- _SOURCE PASSAGE_

+--

That’s the game in a nutshell. Simple, understandable, and fun ideas obscured by an awful UI that makes these simple ideas into an overly complicated alphabet soup. The system by which you build your fortress is actually rather elegant, consisting mainly of you designating areas for some certain activity or another. It’s great fun to watch your dwarfs carve out the floorplan you gave them and decide that oh here’s the kitchen, and the dining hall, and the bedrooms and the trading post and the workshops… and then watch your little guys get to work on building a bustling fantasy fortress. It’s like drawing the graph paper fortresses I made when I was little, only it is magic graph paper. It’s engaging, and it takes very little work to understand the basic concept of designating areas for activities.

But that “charming” UI torpedoed most of my fun. Even after hours of play, after doing the tutorials I could find online, and getting to the point where I can tap tap tap out the various bits of my fortress with reasonable speed I just can’t get over how annoying it is to play a game that actively hinders my attempts to enjoy it.

+--

(Element box annotations)
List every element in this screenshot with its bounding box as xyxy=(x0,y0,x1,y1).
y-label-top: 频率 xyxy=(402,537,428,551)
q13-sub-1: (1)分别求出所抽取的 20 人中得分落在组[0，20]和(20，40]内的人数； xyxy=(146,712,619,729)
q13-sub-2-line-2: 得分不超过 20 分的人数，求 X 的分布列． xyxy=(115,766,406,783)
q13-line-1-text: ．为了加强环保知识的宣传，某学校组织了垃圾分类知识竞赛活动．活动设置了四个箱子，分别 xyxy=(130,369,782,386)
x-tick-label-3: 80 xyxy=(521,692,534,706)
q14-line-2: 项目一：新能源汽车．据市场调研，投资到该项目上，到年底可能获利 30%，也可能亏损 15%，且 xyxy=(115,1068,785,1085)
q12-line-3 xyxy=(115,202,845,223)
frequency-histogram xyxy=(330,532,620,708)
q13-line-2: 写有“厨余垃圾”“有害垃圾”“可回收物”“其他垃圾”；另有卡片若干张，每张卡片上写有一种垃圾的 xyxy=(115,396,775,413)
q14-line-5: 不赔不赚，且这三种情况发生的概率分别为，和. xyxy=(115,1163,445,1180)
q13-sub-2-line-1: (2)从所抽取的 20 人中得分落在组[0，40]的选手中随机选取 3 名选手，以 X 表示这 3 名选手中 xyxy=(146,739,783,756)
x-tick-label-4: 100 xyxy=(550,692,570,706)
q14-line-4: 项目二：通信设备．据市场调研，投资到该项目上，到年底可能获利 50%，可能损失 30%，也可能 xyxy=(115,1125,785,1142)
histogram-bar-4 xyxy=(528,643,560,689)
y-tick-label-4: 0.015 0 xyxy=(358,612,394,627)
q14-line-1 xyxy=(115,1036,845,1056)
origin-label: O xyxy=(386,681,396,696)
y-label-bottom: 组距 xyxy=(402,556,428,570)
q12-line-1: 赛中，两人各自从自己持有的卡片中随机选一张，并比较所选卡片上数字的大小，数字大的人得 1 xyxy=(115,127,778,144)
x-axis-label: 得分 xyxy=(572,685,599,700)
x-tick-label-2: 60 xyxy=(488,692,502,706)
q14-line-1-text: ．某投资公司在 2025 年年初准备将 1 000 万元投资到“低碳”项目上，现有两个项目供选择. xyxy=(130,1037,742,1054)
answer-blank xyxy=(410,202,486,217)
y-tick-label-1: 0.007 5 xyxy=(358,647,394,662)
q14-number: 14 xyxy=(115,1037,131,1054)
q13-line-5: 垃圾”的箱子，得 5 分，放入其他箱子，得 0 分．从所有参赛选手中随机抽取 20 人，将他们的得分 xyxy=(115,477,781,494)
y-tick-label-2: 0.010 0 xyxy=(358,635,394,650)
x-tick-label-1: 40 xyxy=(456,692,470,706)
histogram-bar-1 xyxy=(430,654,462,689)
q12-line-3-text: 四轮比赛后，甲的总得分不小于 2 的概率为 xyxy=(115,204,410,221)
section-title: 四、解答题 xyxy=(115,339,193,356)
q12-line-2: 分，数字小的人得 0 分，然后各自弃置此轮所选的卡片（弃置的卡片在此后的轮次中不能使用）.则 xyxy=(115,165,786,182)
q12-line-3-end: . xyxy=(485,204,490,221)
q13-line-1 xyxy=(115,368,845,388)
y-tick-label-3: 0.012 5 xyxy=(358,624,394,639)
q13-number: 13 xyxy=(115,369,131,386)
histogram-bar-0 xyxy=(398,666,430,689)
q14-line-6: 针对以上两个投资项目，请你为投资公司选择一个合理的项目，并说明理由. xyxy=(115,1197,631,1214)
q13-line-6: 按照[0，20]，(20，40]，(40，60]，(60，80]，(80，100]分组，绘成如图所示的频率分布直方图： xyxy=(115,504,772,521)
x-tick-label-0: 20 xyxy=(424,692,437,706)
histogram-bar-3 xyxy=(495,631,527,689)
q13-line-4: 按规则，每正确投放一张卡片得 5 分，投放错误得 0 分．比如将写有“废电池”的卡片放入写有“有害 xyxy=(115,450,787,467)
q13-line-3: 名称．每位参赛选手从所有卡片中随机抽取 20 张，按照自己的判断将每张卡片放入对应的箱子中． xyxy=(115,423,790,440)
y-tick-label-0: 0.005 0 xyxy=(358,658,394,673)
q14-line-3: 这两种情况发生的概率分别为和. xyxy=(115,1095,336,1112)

+--

- _EXERCISE REQUIREMENTS_
(a) In the rows that run from the first row through the row containing "y-tick-label-2: 0.010 0", change every "x-tick-label" to "x-axis-tick" and leave everything else as it is. Give back only those rows.
(b) Continue the review of the fortress-building game, starting right after its last sentence.

- _EXPECTED OUTPUTS_
(a)
List every element in this screenshot with its bounding box as xyxy=(x0,y0,x1,y1).
y-label-top: 频率 xyxy=(402,537,428,551)
q13-sub-1: (1)分别求出所抽取的 20 人中得分落在组[0，20]和(20，40]内的人数； xyxy=(146,712,619,729)
q13-sub-2-line-2: 得分不超过 20 分的人数，求 X 的分布列． xyxy=(115,766,406,783)
q13-line-1-text: ．为了加强环保知识的宣传，某学校组织了垃圾分类知识竞赛活动．活动设置了四个箱子，分别 xyxy=(130,369,782,386)
x-axis-tick-3: 80 xyxy=(521,692,534,706)
q14-line-2: 项目一：新能源汽车．据市场调研，投资到该项目上，到年底可能获利 30%，也可能亏损 15%，且 xyxy=(115,1068,785,1085)
q12-line-3 xyxy=(115,202,845,223)
frequency-histogram xyxy=(330,532,620,708)
q13-line-2: 写有“厨余垃圾”“有害垃圾”“可回收物”“其他垃圾”；另有卡片若干张，每张卡片上写有一种垃圾的 xyxy=(115,396,775,413)
q14-line-5: 不赔不赚，且这三种情况发生的概率分别为，和. xyxy=(115,1163,445,1180)
q13-sub-2-line-1: (2)从所抽取的 20 人中得分落在组[0，40]的选手中随机选取 3 名选手，以 X 表示这 3 名选手中 xyxy=(146,739,783,756)
x-axis-tick-4: 100 xyxy=(550,692,570,706)
q14-line-4: 项目二：通信设备．据市场调研，投资到该项目上，到年底可能获利 50%，可能损失 30%，也可能 xyxy=(115,1125,785,1142)
histogram-bar-4 xyxy=(528,643,560,689)
y-tick-label-4: 0.015 0 xyxy=(358,612,394,627)
q14-line-1 xyxy=(115,1036,845,1056)
origin-label: O xyxy=(386,681,396,696)
y-label-bottom: 组距 xyxy=(402,556,428,570)
q12-line-1: 赛中，两人各自从自己持有的卡片中随机选一张，并比较所选卡片上数字的大小，数字大的人得 1 xyxy=(115,127,778,144)
x-axis-label: 得分 xyxy=(572,685,599,700)
x-axis-tick-2: 60 xyxy=(488,692,502,706)
q14-line-1-text: ．某投资公司在 2025 年年初准备将 1 000 万元投资到“低碳”项目上，现有两个项目供选择. xyxy=(130,1037,742,1054)
answer-blank xyxy=(410,202,486,217)
y-tick-label-1: 0.007 5 xyxy=(358,647,394,662)
q14-number: 14 xyxy=(115,1037,131,1054)
q13-line-5: 垃圾”的箱子，得 5 分，放入其他箱子，得 0 分．从所有参赛选手中随机抽取 20 人，将他们的得分 xyxy=(115,477,781,494)
y-tick-label-2: 0.010 0 xyxy=(358,635,394,650)

(b)
A lot of people who play the game seem to think that the awful UI is due to the game’s capital-D Depth. That people asking for a simpler to use interface are just trying to dumb down the game. I think people look at any game with lots of text and assume it must be Deep. Dwarf Fortress isn’t deep. It’s a great game with easy to understand concepts and fun gameplay. Sure there’s a lot of random added cruft, like the 40 jobs that never really come into play, but for the most part it’s on par with a lot of other management games, if not more streamlined. It’s just got a badly designed interface. There’s nothing Deep about having to scroll through lists instead of using a drop down menu or typing in a search string. There’s nothing Deep about simple tasks being atomized into a dozen repetitive or unnecessary actions for no reason.

I knew I should have wished on a goddamn shooting star.